* **Records to process**
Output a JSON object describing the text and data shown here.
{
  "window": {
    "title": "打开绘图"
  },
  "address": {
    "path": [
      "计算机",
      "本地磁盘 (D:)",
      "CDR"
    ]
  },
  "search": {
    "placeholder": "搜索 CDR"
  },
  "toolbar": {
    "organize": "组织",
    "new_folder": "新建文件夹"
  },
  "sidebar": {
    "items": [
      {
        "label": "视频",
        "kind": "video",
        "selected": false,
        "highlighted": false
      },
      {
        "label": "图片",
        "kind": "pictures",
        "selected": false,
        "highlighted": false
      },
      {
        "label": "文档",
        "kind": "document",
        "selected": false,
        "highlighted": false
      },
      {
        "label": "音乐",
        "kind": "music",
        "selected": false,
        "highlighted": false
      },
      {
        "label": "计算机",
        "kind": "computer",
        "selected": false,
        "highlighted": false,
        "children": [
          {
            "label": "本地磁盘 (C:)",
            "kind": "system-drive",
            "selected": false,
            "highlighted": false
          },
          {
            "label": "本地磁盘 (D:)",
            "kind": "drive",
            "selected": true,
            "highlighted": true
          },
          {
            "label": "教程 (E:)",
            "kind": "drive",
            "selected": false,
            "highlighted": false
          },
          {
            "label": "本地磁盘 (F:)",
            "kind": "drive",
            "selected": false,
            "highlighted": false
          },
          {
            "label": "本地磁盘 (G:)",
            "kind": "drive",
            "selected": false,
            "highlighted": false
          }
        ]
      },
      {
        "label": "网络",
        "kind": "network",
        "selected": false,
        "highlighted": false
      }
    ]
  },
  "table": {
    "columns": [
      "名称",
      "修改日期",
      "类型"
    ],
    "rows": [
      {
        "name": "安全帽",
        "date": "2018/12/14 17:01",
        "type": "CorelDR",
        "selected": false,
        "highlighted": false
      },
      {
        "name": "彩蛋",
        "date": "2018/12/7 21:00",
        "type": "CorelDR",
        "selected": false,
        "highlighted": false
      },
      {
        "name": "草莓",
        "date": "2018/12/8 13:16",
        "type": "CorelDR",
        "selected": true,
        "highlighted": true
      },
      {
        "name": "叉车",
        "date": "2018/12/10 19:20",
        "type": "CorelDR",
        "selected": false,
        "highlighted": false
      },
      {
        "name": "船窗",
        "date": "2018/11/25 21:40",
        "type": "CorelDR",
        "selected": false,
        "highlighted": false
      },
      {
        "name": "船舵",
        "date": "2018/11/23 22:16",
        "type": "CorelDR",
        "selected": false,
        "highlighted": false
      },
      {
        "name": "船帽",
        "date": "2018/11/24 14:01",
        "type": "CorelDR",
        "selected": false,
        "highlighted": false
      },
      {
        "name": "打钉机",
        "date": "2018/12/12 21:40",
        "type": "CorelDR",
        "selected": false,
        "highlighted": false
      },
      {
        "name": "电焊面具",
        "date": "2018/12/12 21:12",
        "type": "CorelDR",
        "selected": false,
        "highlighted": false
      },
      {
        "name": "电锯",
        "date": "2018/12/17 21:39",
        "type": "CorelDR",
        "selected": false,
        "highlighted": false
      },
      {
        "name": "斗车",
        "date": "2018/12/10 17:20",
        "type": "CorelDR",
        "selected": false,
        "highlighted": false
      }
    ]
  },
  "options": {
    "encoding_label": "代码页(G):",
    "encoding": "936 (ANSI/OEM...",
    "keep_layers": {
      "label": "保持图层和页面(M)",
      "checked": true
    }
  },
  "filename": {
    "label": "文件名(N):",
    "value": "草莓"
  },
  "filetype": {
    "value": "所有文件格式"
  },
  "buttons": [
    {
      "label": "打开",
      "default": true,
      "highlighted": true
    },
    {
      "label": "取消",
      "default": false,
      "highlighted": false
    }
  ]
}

* **Task description**
Find every line that has "本地磁盘" in it, then return those lines.

* **Correct output**
      "本地磁盘 (D:)",
            "label": "本地磁盘 (C:)",
            "label": "本地磁盘 (D:)",
            "label": "本地磁盘 (F:)",
            "label": "本地磁盘 (G:)",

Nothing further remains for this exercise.